Никитская улица носит теперь имя Герцена. Переулки на ней – Станкевича, Грановского. Улиц, носящих имена Киреевских, Аксаковых или Хомяковых, в Москве нет. Это несправедливо и противоречит словам того же Герцена. В «Былом и думах» он говорит, что и западники и славянофилы шли разными путями, но к одному и тому же – к борьбе с крепостничеством.
Дома Аксаковых и Хомяковых близ Собачьей площадки, маленькой треугольной площади около Арбата[154]. Первый из них снаружи сохранил еще кое-что от былых, ушедших времен: остатки фронтона, мезонинчи-ки, но внутри он густо набит новыми, неизвестно откуда собравшимися жильцами, и немногие из них, очень немногие знают, что в тех же стенах юный и еще робкий Тургенев читал первые рассказы «Записок охотника», книги, потрясшей душу Александра II, по его признанию. Не знают они и того, что там же раздавался страшный, мучительный крик русской совести: Н. В. Гоголь читал «Ревизора» и главы из еще не напечатанных «Мертвых душ»…
* * *
Москва купеческая сменила Москву дворянскую и совесть купеческая – совесть дворянскую. И та и другая – русские.
Легенды о купеческой Москве еще живы в памяти немногих уцелевших старых москвичей. В группе схожих по виду желтых домов, заполняющих добрую половину Большого и Малого Успенских переулков, еще живет даже кое-кто из потомков их бывшего владельца и строителя А. И. Абрикосова.
Необычайно, чудесно слагались иные жизни в познавшей свою силу купеческой Москве. С занятыми у доброго соседа тремя рублями пришел пешком в Москву семнадцатилетний Алеша Абрикосов, поставил лоток на голову и начал торговать сладкими пряниками, а оставил после себя двадцати четырем детям-наследникам каждому по миллиону. Кисть Серова увековечила его облик к празднованию «золотой свадьбы» на которой его поздравили 150 потомков. Жена его, урожденная татарка Мусатова, была малограмотна, но по опыту знала женскую долю – рожать детей в страданиях и построила в клиническом городке на Девичьем поле первый образцовый бесплатный родильный дом для дефективно беременных. Много жизней, и детских и материнских, спасено в этом доме.

______

ЗАДАНИЕ A
Почему, согласно отрывку о старой Москве, несправедливо, что в Москве нет улиц, носящих имена Киреевских, Аксаковых или Хомяковых?
ЗАДАНИЕ B
Напишите продолжение отрывка о старой Москве после его последнего предложения.

ПЕРЕЧЕНЬ

______

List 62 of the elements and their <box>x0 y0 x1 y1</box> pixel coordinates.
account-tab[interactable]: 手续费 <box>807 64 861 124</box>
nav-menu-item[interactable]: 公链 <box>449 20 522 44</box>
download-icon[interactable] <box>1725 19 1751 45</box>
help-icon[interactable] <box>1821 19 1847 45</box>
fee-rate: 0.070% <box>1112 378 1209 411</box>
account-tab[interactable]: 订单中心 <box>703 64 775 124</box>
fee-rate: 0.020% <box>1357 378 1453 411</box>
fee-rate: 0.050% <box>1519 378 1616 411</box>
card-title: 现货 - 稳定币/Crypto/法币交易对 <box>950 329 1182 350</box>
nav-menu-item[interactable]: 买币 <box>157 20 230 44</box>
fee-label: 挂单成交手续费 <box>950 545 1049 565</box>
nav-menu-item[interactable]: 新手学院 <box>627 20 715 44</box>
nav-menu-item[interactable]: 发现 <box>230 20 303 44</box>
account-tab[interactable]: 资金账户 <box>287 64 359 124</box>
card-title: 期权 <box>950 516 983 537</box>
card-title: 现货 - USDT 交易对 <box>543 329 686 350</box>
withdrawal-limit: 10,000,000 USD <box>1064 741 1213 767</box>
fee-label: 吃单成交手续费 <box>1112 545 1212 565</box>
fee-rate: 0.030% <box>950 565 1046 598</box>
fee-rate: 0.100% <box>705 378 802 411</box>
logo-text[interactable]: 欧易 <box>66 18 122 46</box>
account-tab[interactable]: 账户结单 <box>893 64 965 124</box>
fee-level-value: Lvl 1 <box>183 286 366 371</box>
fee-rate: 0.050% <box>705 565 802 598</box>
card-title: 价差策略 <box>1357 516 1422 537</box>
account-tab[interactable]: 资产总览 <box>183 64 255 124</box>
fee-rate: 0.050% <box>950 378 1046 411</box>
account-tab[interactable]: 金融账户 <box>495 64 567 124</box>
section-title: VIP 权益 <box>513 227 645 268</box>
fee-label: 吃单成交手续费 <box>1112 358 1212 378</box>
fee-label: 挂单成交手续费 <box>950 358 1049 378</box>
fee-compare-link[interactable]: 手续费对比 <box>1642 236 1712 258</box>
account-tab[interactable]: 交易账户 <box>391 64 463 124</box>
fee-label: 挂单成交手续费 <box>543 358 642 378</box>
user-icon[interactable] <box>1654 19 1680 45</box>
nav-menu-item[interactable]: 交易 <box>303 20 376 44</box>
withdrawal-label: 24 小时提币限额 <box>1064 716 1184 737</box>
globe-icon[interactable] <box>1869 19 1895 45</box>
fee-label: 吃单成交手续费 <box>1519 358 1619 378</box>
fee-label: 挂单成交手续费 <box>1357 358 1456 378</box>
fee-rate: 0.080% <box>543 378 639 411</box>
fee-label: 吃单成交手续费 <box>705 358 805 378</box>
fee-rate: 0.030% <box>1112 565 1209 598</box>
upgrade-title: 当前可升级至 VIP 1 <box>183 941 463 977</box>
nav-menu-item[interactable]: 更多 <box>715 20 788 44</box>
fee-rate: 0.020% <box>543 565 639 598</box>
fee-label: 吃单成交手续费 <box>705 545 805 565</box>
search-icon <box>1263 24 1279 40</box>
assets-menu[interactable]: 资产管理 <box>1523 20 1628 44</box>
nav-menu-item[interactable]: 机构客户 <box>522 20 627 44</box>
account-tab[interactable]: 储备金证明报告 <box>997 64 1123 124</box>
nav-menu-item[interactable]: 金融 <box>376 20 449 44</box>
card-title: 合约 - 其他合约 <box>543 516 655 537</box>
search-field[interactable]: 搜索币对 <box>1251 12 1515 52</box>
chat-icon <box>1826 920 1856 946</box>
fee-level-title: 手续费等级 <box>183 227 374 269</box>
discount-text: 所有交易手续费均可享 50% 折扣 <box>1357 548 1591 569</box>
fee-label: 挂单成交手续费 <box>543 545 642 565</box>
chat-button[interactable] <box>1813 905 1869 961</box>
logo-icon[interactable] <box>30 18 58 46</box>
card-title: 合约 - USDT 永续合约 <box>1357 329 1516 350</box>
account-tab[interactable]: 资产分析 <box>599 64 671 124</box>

______

ОТВЕТ A
Это противоречит словам самого Герцена. В «Былом и думах» он говорит, что западники и славянофилы шли разными путями, но к одному и тому же: к борьбе с крепостничеством.

ОТВЕТ B
О многих причудах судьбы рассказывают московские легенды. Правду или нет – теперь уже трудно установить, но старые москвичи хорошо еще помнят Егоровский трактир в Охотном ряду. С виду он был незаметен, но блинов лучше нигде не пекли и поросенка с кашей там жарили отменно. В трактире собирались богатые купцы, заключали многотысячные купли и продажи. Бывал там и бедный мелкий прасол Бахрушин, услуживал купцам по торговой части. Капиталу у него не было, но была замечательная по красоте борода.
Подгуляли однажды богатеи… Чем бы показать себя?
– Продай бороду, Бахрушин, полтысячи дам!
Жалко было расставаться с красою, но 500 рублей большими деньгами были в то время. Продал, а через 20–30 лет вся оптовая кожевенная торговля была в руках Бахрушина. Сын его в старой Москве под кличкой «Джентльмен» значился. Южин-Сумбатов его даже в пьесе того же названия показал. И было за что: А. А. Бахрушин оставил Москве и России богатейший в мире театральный музей, до сих пор, даже при большевиках, носящий его имя.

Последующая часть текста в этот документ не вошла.